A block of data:

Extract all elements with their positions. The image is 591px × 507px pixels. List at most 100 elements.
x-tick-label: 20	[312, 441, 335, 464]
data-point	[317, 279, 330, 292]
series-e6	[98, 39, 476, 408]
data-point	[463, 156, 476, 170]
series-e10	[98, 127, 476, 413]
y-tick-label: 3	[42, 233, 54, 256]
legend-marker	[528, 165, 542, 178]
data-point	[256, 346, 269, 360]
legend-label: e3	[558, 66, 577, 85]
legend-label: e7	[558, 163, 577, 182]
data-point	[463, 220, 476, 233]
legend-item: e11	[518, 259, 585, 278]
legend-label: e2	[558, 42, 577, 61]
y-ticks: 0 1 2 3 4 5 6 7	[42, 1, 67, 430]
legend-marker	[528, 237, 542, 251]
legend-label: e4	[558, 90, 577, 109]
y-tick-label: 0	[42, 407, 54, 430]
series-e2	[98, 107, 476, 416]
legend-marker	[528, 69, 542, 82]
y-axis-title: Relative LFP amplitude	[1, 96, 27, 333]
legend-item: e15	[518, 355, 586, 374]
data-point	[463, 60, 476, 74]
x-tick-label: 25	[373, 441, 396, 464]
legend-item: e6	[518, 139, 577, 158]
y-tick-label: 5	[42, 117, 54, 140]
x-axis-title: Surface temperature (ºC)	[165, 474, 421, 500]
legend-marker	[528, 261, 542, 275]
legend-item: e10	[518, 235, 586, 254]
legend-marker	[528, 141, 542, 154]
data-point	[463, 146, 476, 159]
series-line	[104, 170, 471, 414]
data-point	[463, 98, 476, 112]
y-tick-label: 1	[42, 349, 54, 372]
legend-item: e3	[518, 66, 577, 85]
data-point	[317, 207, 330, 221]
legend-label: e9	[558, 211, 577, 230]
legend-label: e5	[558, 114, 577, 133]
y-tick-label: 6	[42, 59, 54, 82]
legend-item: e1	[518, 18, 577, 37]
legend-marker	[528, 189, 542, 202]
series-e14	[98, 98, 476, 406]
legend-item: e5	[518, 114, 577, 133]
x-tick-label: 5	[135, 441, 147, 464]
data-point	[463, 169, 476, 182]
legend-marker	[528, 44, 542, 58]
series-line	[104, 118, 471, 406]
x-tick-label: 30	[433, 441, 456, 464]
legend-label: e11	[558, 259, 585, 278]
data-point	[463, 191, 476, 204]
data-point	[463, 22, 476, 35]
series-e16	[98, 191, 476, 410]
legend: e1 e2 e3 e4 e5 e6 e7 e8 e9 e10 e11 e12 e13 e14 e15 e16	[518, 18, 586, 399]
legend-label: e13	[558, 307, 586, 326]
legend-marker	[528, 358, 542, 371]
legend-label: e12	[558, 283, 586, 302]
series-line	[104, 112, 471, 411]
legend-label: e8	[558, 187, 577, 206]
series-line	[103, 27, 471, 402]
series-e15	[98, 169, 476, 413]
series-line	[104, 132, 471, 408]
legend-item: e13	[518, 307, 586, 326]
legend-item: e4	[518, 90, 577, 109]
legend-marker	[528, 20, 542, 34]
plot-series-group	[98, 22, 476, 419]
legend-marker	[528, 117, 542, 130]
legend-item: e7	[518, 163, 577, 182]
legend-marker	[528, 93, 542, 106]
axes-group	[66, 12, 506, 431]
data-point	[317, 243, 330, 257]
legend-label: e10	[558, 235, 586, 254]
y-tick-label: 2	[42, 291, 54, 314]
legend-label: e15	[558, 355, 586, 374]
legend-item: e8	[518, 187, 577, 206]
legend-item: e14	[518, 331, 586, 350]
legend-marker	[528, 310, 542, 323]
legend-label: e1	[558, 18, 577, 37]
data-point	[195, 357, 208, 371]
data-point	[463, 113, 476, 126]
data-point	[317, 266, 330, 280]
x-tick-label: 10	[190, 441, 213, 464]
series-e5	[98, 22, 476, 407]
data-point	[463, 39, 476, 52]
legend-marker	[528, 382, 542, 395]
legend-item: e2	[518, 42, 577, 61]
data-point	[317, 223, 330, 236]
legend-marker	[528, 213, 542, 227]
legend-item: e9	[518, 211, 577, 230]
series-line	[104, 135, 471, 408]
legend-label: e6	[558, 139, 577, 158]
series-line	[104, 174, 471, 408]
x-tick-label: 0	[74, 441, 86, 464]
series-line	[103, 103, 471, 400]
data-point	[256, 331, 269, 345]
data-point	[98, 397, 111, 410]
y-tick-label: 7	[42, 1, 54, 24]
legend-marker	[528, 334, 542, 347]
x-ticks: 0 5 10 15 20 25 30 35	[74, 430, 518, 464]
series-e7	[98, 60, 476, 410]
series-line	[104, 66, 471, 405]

**What is expected:**
Edit the stretch of lines from the beginning through the line containing "407, 54, 430]", replacing "legend-marker" with "legend-swatch" and leaving everything else unchanged.

**Solution to the problem:**
Extract all elements with their positions. The image is 591px × 507px pixels. List at most 100 elements.
x-tick-label: 20	[312, 441, 335, 464]
data-point	[317, 279, 330, 292]
series-e6	[98, 39, 476, 408]
data-point	[463, 156, 476, 170]
series-e10	[98, 127, 476, 413]
y-tick-label: 3	[42, 233, 54, 256]
legend-swatch	[528, 165, 542, 178]
data-point	[256, 346, 269, 360]
legend-label: e3	[558, 66, 577, 85]
legend-label: e7	[558, 163, 577, 182]
data-point	[463, 220, 476, 233]
legend-item: e11	[518, 259, 585, 278]
legend-label: e2	[558, 42, 577, 61]
y-ticks: 0 1 2 3 4 5 6 7	[42, 1, 67, 430]
legend-swatch	[528, 237, 542, 251]
legend-label: e4	[558, 90, 577, 109]
y-tick-label: 0	[42, 407, 54, 430]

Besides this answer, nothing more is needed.